Dataset entries
───
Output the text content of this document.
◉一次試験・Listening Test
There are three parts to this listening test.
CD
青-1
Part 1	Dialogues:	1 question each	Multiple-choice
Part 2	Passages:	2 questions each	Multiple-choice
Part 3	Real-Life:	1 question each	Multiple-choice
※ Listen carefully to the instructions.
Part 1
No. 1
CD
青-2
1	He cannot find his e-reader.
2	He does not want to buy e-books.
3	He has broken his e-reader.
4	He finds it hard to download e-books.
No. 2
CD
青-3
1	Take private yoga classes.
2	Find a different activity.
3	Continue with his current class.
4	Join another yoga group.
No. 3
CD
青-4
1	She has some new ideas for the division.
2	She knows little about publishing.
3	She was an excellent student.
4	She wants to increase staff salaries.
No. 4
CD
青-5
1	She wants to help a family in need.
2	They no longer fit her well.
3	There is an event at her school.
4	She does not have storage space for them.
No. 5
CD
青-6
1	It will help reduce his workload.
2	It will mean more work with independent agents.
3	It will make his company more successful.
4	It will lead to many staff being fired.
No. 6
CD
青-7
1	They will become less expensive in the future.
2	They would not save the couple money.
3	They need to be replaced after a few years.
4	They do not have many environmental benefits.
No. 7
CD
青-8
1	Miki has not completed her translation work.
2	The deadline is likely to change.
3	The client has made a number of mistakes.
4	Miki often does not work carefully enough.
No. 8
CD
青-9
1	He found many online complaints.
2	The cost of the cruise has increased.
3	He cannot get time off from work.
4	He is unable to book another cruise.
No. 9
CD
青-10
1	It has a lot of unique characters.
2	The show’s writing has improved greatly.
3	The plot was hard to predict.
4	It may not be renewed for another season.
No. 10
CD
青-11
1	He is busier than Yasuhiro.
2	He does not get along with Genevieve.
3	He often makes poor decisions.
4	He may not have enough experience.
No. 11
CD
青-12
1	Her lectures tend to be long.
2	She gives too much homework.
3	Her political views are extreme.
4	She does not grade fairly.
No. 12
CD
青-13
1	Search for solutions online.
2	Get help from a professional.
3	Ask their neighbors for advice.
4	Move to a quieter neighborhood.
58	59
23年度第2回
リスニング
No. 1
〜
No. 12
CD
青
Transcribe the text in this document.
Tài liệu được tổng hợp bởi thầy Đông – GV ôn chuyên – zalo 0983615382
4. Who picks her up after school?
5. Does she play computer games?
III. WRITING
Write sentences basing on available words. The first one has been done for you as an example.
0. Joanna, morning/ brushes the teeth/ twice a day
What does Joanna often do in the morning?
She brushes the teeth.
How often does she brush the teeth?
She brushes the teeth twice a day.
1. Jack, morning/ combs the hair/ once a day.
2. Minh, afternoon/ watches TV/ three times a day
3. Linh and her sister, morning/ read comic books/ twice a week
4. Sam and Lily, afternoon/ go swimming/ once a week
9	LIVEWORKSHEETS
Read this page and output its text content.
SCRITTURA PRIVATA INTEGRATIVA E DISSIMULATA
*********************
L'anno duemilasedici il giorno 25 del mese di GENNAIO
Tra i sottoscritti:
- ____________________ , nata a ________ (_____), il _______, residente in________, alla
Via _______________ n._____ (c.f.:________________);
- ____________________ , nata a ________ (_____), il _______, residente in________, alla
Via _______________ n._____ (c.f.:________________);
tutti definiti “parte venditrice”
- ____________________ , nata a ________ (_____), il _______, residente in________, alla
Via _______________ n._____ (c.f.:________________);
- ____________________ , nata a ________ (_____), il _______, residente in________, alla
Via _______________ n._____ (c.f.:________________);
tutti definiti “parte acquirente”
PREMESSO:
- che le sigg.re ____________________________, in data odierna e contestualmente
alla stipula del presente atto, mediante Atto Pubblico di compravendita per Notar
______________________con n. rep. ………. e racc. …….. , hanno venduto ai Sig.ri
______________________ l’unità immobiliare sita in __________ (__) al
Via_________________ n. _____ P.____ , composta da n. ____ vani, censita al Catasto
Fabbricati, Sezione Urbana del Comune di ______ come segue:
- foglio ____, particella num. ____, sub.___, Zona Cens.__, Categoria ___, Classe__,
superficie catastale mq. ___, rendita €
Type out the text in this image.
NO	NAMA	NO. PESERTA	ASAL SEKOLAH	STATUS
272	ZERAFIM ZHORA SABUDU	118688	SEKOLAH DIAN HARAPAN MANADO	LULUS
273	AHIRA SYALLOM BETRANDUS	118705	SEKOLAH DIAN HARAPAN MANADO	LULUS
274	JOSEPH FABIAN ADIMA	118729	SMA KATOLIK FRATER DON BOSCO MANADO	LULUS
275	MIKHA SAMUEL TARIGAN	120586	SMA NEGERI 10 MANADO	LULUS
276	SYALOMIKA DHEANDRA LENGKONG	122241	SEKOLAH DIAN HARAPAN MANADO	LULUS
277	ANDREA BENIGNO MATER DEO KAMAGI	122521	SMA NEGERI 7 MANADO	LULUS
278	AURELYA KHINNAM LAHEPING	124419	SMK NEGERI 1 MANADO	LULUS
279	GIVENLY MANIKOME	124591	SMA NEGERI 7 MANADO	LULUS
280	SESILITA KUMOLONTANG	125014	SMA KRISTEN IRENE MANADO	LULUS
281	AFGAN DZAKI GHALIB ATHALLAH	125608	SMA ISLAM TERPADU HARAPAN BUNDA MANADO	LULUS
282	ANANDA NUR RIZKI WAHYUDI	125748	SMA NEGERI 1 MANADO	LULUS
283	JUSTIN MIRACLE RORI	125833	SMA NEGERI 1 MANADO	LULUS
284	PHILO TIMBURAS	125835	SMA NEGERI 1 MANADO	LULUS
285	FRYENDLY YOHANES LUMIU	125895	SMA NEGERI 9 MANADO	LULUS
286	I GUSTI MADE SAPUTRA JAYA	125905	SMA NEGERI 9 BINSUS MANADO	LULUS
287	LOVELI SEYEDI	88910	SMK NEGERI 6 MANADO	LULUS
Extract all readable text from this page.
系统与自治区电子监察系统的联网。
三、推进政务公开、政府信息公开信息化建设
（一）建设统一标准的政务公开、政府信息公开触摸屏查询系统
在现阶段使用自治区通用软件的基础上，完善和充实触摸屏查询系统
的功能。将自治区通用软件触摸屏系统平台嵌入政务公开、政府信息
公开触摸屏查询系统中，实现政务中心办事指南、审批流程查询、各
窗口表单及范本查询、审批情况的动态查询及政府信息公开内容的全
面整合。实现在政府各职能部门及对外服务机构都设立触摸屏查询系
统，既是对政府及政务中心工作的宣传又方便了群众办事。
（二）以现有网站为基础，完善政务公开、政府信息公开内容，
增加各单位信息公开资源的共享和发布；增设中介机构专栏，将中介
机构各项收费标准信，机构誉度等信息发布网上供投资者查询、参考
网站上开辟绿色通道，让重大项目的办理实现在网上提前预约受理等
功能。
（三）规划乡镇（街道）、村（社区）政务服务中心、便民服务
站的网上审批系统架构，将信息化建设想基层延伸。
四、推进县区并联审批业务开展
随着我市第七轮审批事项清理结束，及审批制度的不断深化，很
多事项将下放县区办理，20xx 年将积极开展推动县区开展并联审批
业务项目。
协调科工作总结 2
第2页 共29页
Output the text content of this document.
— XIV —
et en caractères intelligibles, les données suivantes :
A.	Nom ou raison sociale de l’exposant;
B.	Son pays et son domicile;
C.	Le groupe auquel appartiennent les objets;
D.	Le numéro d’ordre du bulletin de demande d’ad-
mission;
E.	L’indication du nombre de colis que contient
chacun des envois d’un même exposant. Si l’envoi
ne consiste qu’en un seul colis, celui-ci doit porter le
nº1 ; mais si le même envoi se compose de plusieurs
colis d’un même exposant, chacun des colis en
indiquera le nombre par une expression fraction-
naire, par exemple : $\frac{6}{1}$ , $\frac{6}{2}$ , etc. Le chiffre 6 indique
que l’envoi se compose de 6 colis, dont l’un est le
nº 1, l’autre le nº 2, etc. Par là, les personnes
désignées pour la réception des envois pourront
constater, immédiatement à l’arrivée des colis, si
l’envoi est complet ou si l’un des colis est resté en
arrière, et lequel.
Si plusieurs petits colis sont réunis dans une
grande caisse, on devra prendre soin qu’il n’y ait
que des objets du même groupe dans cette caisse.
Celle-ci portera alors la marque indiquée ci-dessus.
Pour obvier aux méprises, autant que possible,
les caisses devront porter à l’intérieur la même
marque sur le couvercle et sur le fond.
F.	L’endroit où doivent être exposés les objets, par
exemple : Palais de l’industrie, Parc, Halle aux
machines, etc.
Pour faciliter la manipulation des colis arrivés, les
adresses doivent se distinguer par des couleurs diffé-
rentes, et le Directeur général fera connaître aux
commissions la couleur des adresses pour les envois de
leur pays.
───
*TASK INSTRUCTIONS:* Select the lines in this material that hold the word "groupe", leaving none out.

*CORRECT OUTPUT:*
C.	Le groupe auquel appartiennent les objets;
que des objets du même groupe dans cette caisse.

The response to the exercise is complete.